Work to do: The records below need retyping in full; give them again exactly.

Listed entries:
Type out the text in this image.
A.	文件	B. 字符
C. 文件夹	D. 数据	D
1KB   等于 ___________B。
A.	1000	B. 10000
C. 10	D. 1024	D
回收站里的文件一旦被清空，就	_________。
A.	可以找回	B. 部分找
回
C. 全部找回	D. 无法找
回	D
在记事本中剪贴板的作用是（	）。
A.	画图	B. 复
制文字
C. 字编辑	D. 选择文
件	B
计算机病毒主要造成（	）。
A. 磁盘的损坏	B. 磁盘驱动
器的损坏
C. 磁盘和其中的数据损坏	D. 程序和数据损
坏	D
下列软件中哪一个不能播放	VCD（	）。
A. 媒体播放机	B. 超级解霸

Expected answer:
Type out the text in this image.
A.	文件	B. 字符
C. 文件夹	D. 数据	D
1KB   等于 ___________B。
A.	1000	B. 10000
C. 10	D. 1024	D
回收站里的文件一旦被清空，就	_________。
A.	可以找回	B. 部分找
回
C. 全部找回	D. 无法找
回	D
在记事本中剪贴板的作用是（	）。
A.	画图	B. 复
制文字
C. 字编辑	D. 选择文
件	B
计算机病毒主要造成（	）。
A. 磁盘的损坏	B. 磁盘驱动
器的损坏
C. 磁盘和其中的数据损坏	D. 程序和数据损
坏	D
下列软件中哪一个不能播放	VCD（	）。
A. 媒体播放机	B. 超级解霸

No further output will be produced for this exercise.